Directions
Filter these entries so that only lines with the word "JSON" remain.

Dataset listings of figures:
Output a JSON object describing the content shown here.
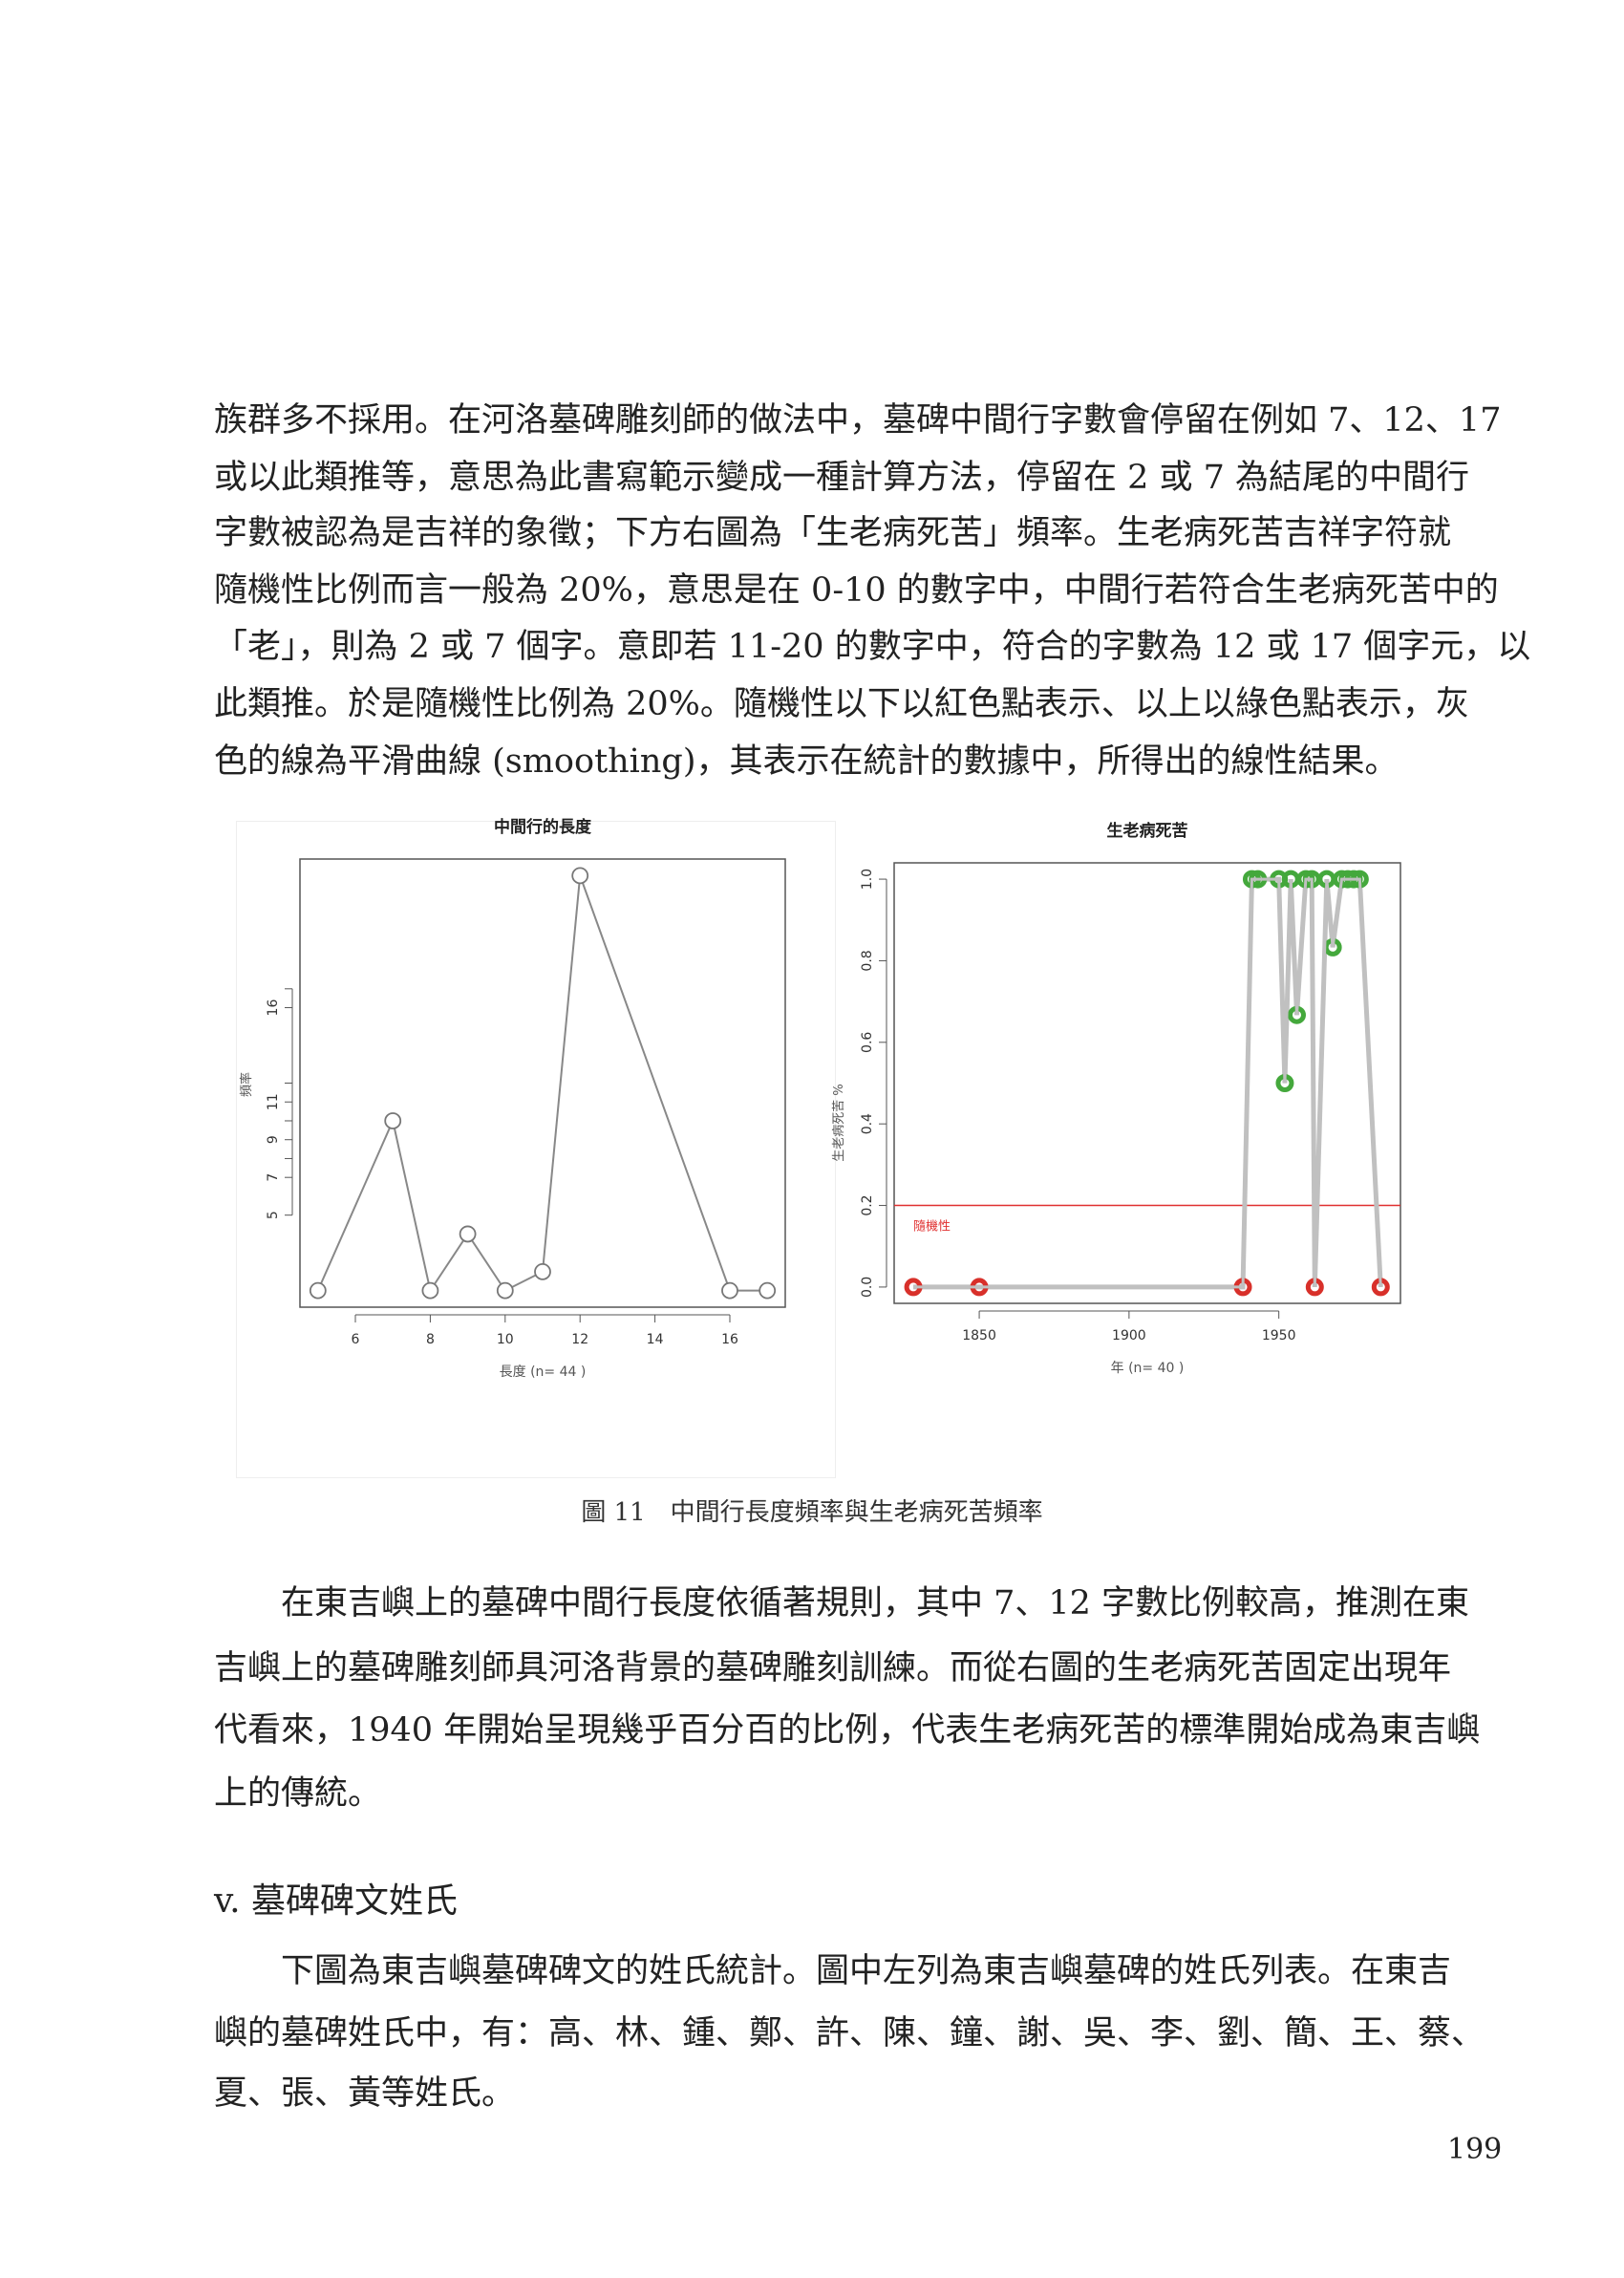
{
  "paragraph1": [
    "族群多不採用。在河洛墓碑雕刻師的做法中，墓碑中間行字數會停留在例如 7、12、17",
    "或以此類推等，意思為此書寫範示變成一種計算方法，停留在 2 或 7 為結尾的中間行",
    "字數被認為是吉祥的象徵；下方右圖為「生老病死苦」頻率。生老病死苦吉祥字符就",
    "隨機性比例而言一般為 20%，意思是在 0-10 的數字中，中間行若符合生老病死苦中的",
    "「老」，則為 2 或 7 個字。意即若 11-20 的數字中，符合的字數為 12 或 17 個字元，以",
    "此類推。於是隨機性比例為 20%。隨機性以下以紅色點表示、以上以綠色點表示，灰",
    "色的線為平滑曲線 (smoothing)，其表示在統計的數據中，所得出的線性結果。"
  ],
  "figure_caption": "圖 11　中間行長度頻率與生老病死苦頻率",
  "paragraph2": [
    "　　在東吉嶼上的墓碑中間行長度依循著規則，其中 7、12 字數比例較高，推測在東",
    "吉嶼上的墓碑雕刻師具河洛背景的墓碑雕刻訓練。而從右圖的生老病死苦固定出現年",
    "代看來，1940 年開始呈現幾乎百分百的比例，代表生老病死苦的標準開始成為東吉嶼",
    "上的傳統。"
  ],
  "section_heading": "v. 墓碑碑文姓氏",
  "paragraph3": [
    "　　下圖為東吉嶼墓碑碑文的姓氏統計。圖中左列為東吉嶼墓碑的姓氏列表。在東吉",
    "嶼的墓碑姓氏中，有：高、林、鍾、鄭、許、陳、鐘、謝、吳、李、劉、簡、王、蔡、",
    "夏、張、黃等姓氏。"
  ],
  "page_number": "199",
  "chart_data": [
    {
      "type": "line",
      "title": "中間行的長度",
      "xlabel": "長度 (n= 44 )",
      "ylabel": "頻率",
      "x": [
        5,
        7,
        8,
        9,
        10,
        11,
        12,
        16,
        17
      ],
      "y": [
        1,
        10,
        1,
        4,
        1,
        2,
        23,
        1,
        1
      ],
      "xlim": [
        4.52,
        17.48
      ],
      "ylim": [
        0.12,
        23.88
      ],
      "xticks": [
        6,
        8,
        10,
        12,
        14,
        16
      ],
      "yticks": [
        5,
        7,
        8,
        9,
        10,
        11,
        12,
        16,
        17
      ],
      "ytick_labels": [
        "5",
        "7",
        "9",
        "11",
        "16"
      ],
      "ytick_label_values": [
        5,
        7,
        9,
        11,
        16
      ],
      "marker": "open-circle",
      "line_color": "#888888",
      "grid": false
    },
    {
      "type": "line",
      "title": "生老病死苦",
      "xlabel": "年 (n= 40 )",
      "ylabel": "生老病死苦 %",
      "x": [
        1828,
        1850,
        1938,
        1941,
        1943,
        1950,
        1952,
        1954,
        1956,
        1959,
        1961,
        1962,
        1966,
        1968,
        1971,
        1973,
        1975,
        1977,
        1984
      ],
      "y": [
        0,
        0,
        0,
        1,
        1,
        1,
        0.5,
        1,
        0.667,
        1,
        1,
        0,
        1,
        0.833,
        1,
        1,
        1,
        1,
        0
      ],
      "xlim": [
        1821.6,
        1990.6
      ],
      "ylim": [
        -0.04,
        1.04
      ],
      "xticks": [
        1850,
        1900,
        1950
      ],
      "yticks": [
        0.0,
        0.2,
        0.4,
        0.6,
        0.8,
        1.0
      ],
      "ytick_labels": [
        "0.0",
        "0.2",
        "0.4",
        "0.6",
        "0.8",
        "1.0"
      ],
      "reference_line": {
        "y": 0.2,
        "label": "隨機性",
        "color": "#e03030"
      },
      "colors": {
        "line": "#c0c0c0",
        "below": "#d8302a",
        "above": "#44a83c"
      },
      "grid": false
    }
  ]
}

...

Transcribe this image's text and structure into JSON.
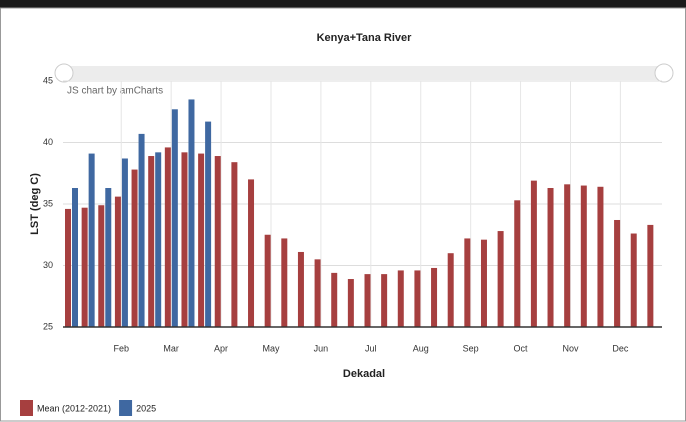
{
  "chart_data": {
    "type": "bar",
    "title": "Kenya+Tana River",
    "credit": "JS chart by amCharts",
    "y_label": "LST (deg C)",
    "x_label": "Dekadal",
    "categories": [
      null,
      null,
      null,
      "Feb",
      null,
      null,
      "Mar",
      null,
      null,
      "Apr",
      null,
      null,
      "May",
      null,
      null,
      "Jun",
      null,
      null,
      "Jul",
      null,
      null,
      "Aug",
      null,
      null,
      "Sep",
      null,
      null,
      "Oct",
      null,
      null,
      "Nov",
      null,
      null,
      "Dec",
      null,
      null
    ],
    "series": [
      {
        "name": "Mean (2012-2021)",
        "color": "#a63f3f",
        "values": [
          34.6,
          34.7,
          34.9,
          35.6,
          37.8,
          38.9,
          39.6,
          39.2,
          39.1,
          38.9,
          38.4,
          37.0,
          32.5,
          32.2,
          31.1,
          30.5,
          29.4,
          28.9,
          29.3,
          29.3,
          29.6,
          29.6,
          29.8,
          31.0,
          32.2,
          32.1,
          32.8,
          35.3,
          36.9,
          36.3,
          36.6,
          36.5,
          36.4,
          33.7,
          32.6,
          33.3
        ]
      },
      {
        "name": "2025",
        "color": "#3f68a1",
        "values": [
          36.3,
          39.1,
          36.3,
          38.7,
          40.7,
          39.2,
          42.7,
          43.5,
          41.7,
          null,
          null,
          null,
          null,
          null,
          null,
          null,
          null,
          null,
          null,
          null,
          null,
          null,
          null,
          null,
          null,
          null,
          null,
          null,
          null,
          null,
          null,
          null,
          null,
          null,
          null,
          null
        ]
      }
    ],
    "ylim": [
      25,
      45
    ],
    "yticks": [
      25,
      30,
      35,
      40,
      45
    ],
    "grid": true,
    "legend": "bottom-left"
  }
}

Solution below
Output a JSON object describing the content shown here.
Transcribe this image's text and structure into JSON.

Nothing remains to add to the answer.